◆ **Text extract**:
Here, We will encode the programming language and create a column/feature that is going to be the target for prediction with the help Label Encoder.

In simple words Label Encoder encodes the target labels with value between 0 and n_classes-1. Know more about Label Encoder.

In [ ]:

from sklearn.preprocessing import LabelEncoder
LE = LabelEncoder().fit(train_df.language)

In [ ]:

train_df["target"] = LE.transform(train_df.language)

In [ ]:

train_df.head()

Out[ ]:

	id	code	language	target
0	14026	var result = testObj1 \| testObj2;\...	c-sharp	3
1	12201	/// Initializes a new instance of ...	c-sharp	3
2	17074	/*\n\n Explanation :- a user gives a Strin...	javascript	8
3	21102	int sum = 0;\n\n for (int i = ...	c-plus-plus	2
4	53065	if (p->data < min)\n\n {\n\n ...	c	1

Splitting the dataset¶

Here we will be splitting out dataset into training, validation and test set

In [ ]:

X_train,X_comb,Y_train,Y_comb = train_test_split(train_df["code"],train_df["target"],test_size=0.3,random_state=0 , shuffle = False)

◆ **Extracted information**:
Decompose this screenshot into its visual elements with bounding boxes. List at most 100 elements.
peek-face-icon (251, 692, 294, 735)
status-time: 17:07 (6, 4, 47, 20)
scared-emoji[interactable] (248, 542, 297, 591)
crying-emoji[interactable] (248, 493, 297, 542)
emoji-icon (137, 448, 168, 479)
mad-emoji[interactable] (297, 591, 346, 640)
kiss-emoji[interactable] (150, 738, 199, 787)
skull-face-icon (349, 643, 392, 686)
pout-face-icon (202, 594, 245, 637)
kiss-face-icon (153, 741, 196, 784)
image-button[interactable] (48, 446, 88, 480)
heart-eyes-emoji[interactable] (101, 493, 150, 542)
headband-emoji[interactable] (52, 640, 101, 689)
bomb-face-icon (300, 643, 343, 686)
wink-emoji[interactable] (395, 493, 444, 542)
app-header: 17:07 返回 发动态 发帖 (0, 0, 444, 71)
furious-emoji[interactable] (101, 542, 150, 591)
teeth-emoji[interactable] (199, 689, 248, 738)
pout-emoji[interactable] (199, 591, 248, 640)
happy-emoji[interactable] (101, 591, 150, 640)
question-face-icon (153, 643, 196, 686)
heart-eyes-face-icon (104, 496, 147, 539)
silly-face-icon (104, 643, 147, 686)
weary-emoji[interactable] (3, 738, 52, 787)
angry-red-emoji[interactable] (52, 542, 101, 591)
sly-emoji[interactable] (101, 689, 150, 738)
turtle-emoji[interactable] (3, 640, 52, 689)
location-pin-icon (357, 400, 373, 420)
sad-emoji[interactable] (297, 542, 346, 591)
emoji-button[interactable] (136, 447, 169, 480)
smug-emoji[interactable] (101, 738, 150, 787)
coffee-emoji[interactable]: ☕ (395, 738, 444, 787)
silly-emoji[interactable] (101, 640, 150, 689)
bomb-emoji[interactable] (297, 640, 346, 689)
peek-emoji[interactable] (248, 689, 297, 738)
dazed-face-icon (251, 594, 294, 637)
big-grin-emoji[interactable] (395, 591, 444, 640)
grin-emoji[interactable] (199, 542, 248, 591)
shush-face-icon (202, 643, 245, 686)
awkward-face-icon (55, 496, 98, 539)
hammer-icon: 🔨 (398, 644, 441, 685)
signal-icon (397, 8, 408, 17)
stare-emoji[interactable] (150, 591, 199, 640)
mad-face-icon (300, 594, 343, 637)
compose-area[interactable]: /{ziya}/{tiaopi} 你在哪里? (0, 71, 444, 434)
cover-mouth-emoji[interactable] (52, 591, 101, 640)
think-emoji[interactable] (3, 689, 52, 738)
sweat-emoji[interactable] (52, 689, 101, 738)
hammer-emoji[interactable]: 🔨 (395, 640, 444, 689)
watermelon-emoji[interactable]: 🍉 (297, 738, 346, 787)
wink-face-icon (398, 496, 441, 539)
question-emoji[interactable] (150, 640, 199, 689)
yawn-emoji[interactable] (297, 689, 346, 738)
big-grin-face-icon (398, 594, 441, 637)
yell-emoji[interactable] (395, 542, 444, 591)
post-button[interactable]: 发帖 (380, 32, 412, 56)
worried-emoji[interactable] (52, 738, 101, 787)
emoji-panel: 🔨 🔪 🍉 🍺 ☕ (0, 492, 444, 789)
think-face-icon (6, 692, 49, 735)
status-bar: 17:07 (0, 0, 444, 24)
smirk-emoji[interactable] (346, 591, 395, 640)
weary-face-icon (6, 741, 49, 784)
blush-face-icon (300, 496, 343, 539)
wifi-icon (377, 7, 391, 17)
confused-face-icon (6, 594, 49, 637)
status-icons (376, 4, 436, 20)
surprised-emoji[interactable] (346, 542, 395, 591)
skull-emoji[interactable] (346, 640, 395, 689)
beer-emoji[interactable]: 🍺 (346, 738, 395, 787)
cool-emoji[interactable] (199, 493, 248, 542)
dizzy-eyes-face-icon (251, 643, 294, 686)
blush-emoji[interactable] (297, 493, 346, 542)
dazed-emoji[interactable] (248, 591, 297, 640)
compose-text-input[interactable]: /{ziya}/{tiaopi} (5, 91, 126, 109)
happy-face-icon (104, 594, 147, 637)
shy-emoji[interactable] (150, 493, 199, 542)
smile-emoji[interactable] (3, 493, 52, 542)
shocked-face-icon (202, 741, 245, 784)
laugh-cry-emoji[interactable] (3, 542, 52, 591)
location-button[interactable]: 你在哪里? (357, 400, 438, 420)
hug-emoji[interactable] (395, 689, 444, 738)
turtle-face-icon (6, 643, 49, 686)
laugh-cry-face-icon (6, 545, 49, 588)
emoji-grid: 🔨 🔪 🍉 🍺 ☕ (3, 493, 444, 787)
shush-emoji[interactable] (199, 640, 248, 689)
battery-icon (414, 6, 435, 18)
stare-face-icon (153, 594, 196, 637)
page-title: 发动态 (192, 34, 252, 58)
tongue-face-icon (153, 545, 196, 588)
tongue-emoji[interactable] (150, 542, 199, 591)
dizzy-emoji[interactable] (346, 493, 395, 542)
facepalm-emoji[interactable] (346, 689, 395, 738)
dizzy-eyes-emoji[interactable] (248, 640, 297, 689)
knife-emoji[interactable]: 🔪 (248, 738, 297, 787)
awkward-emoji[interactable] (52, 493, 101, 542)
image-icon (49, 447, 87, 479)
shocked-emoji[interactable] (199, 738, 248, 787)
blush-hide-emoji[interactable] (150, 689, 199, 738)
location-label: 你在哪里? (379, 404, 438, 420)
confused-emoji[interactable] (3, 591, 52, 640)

◆ **Required work**:
A: Write out the passage of the label-encoding notebook text from "Here, We will" up to and including "LE = LabelEncoder().fit(train_df.language)".
B: Extend the label-encoding notebook text, picking up right after its final line.

◆ **Answers by task**:
A:
Here, We will encode the programming language and create a column/feature that is going to be the target for prediction with the help Label Encoder.

In simple words Label Encoder encodes the target labels with value between 0 and n_classes-1. Know more about Label Encoder.

In [ ]:

from sklearn.preprocessing import LabelEncoder
LE = LabelEncoder().fit(train_df.language)

B:
X_validation,X_test,Y_validation,Y_test = train_test_split(X_comb,Y_comb,test_size=0.5,random_state=0 , shuffle = False)

In [ ]:

X_train.shape,X_validation.shape,X_test.shape,Y_train.shape,Y_validation.shape,Y_test.shape

Out[ ]:

((31939,), (6844,), (6845,), (31939,), (6844,), (6845,))

Baseline-Model ⛹:¶

To build the model, going to create a simple pipeline. We'll use

CountVectorizer: Convert a collection of text documents to a matrix of token counts. Learn more about CountVectorizer
TfidfTransformer: Transform a count matrix to a normalized tf(term frequence) or tf-idf representation. Learn more about TfidfTransformer
MultinomialNB: It implements the naive Bayes algorithm for multinomially distributed data.

In [ ]:

classifier = Pipeline([('vect', CountVectorizer()), ('tfidf', TfidfTransformer()), ('clf', MultinomialNB())])
classifier = classifier.fit(X_train, Y_train)

In [ ]:

classifier

Out[ ]:

Pipeline

Pipeline(steps=[('vect', CountVectorizer()), ('tfidf', TfidfTransformer()),
                ('clf', MultinomialNB())])

CountVectorizer

CountVectorizer()

TfidfTransformer

TfidfTransformer()

MultinomialNB

MultinomialNB()

In [ ]:

print("F1:" ,f1_score(Y_validation,classifier.predict(X_validation),average='macro'))
print("Accuracy:" ,accuracy_score(Y_validation,classifier.predict(X_validation))*100)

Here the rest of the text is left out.